Description of the task>
Return the entries verbatim and drop every picture.

Record excerpts>
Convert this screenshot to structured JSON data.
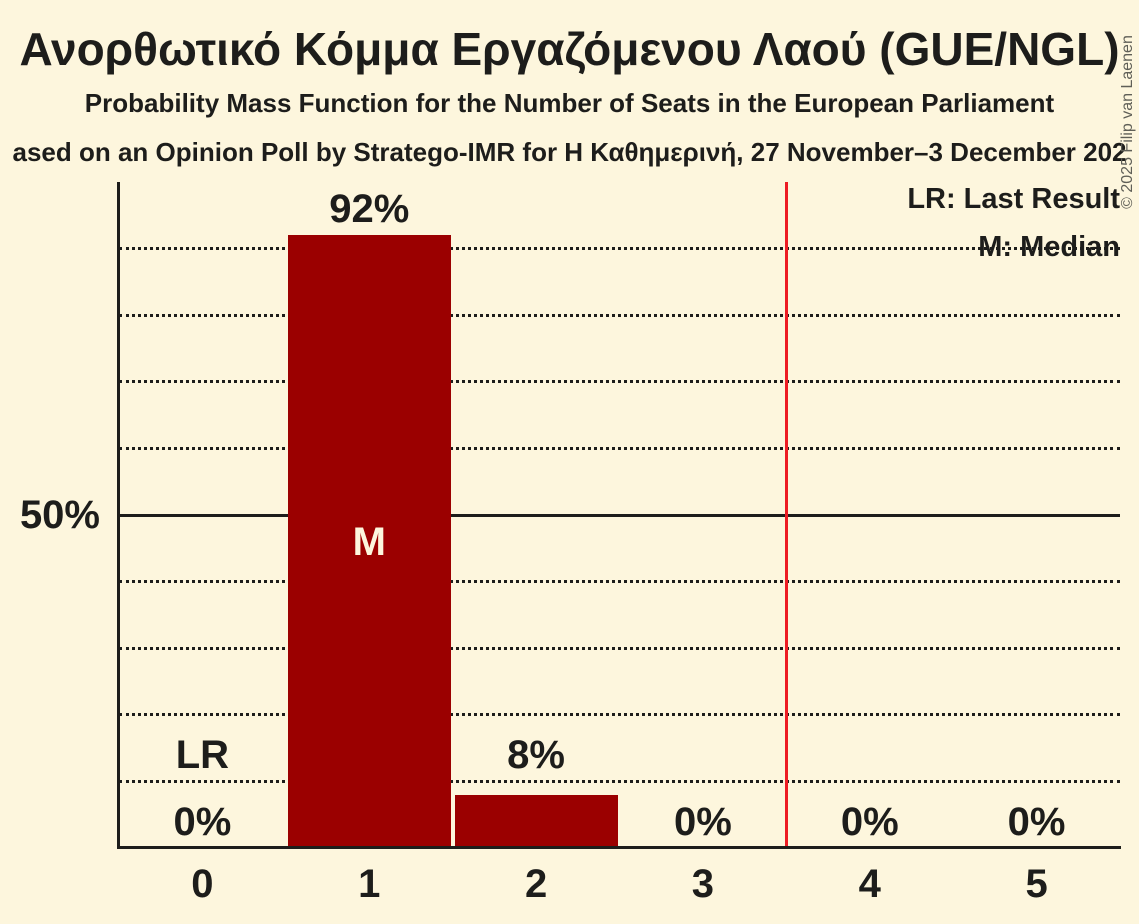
{
  "page": {
    "title": "Ανορθωτικό Κόμμα Εργαζόμενου Λαού (GUE/NGL)",
    "subtitle": "Probability Mass Function for the Number of Seats in the European Parliament",
    "source_line": "ased on an Opinion Poll by Stratego-IMR for Η Καθημερινή, 27 November–3 December 202",
    "copyright": "© 2025 Filip van Laenen"
  },
  "legend": {
    "last_result_label": "LR: Last Result",
    "median_label": "M: Median"
  },
  "chart_data": {
    "type": "bar",
    "categories": [
      "0",
      "1",
      "2",
      "3",
      "4",
      "5"
    ],
    "values": [
      0,
      92,
      8,
      0,
      0,
      0
    ],
    "bar_labels": [
      "0%",
      "92%",
      "8%",
      "0%",
      "0%",
      "0%"
    ],
    "xlabel": "",
    "ylabel": "",
    "ylim": [
      0,
      100
    ],
    "ytick_labels": [
      "50%"
    ],
    "ytick_values": [
      50
    ],
    "gridlines_percent": [
      10,
      20,
      30,
      40,
      50,
      60,
      70,
      80,
      90
    ],
    "solid_gridline_percent": 50,
    "grid_style": "dotted horizontal",
    "legend_position": "top-right",
    "median": {
      "seat": 1,
      "marker": "M"
    },
    "last_result": {
      "seat": 0,
      "marker": "LR"
    },
    "vertical_red_line_x": 3.5,
    "colors": {
      "bar": "#9b0000",
      "red_line": "#ed1c24",
      "background": "#fdf6dd",
      "text": "#1d1d1b"
    }
  }
}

Solution to the exercise>
Convert this screenshot to structured JSON data.
{
  "page": {
    "title": "Ανορθωτικό Κόμμα Εργαζόμενου Λαού (GUE/NGL)",
    "subtitle": "Probability Mass Function for the Number of Seats in the European Parliament",
    "source_line": "ased on an Opinion Poll by Stratego-IMR for Η Καθημερινή, 27 November–3 December 202",
    "copyright": "© 2025 Filip van Laenen"
  },
  "legend": {
    "last_result_label": "LR: Last Result",
    "median_label": "M: Median"
  },
  "chart_data": {
    "type": "bar",
    "categories": [
      "0",
      "1",
      "2",
      "3",
      "4",
      "5"
    ],
    "values": [
      0,
      92,
      8,
      0,
      0,
      0
    ],
    "bar_labels": [
      "0%",
      "92%",
      "8%",
      "0%",
      "0%",
      "0%"
    ],
    "xlabel": "",
    "ylabel": "",
    "ylim": [
      0,
      100
    ],
    "ytick_labels": [
      "50%"
    ],
    "ytick_values": [
      50
    ],
    "gridlines_percent": [
      10,
      20,
      30,
      40,
      50,
      60,
      70,
      80,
      90
    ],
    "solid_gridline_percent": 50,
    "grid_style": "dotted horizontal",
    "legend_position": "top-right",
    "median": {
      "seat": 1,
      "marker": "M"
    },
    "last_result": {
      "seat": 0,
      "marker": "LR"
    },
    "vertical_red_line_x": 3.5,
    "colors": {
      "bar": "#9b0000",
      "red_line": "#ed1c24",
      "background": "#fdf6dd",
      "text": "#1d1d1b"
    }
  }
}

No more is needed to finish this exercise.